[START GIVEN DATA]
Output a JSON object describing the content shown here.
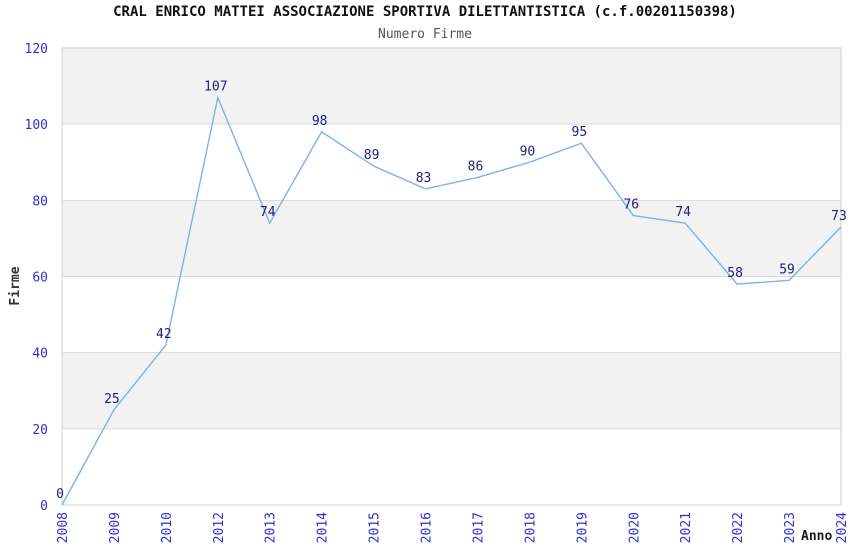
{
  "title": "CRAL ENRICO MATTEI ASSOCIAZIONE SPORTIVA DILETTANTISTICA (c.f.00201150398)",
  "subtitle": "Numero Firme",
  "axes": {
    "x_label": "Anno",
    "y_label": "Firme"
  },
  "chart_data": {
    "type": "line",
    "title": "Numero Firme",
    "categories": [
      "2008",
      "2009",
      "2010",
      "2012",
      "2013",
      "2014",
      "2015",
      "2016",
      "2017",
      "2018",
      "2019",
      "2020",
      "2021",
      "2022",
      "2023",
      "2024"
    ],
    "values": [
      0,
      25,
      42,
      107,
      74,
      98,
      89,
      83,
      86,
      90,
      95,
      76,
      74,
      58,
      59,
      73
    ],
    "xlabel": "Anno",
    "ylabel": "Firme",
    "ylim": [
      0,
      120
    ],
    "yticks": [
      0,
      20,
      40,
      60,
      80,
      100,
      120
    ],
    "grid": true,
    "band_style": "alternating-horizontal",
    "legend_position": "none",
    "point_labels_visible": true,
    "x_tick_rotation": -90
  },
  "colors": {
    "line": "#7fb2e8",
    "data_label": "#202080",
    "tick_label": "#3030cc",
    "band": "#f2f2f2",
    "band_alt": "#ffffff",
    "gridline": "#dcdcdc",
    "plot_border": "#cfcfcf",
    "title": "#111111",
    "subtitle": "#555555",
    "axis_label": "#333333",
    "background": "#ffffff"
  }
}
[END GIVEN DATA]
#### TASK GOAL:
Make an exact reproduction of the listing above, without any pictures.

#### SOLVED PROBLEM:
Output a JSON object describing the content shown here.
{
  "title": "CRAL ENRICO MATTEI ASSOCIAZIONE SPORTIVA DILETTANTISTICA (c.f.00201150398)",
  "subtitle": "Numero Firme",
  "axes": {
    "x_label": "Anno",
    "y_label": "Firme"
  },
  "chart_data": {
    "type": "line",
    "title": "Numero Firme",
    "categories": [
      "2008",
      "2009",
      "2010",
      "2012",
      "2013",
      "2014",
      "2015",
      "2016",
      "2017",
      "2018",
      "2019",
      "2020",
      "2021",
      "2022",
      "2023",
      "2024"
    ],
    "values": [
      0,
      25,
      42,
      107,
      74,
      98,
      89,
      83,
      86,
      90,
      95,
      76,
      74,
      58,
      59,
      73
    ],
    "xlabel": "Anno",
    "ylabel": "Firme",
    "ylim": [
      0,
      120
    ],
    "yticks": [
      0,
      20,
      40,
      60,
      80,
      100,
      120
    ],
    "grid": true,
    "band_style": "alternating-horizontal",
    "legend_position": "none",
    "point_labels_visible": true,
    "x_tick_rotation": -90
  },
  "colors": {
    "line": "#7fb2e8",
    "data_label": "#202080",
    "tick_label": "#3030cc",
    "band": "#f2f2f2",
    "band_alt": "#ffffff",
    "gridline": "#dcdcdc",
    "plot_border": "#cfcfcf",
    "title": "#111111",
    "subtitle": "#555555",
    "axis_label": "#333333",
    "background": "#ffffff"
  }
}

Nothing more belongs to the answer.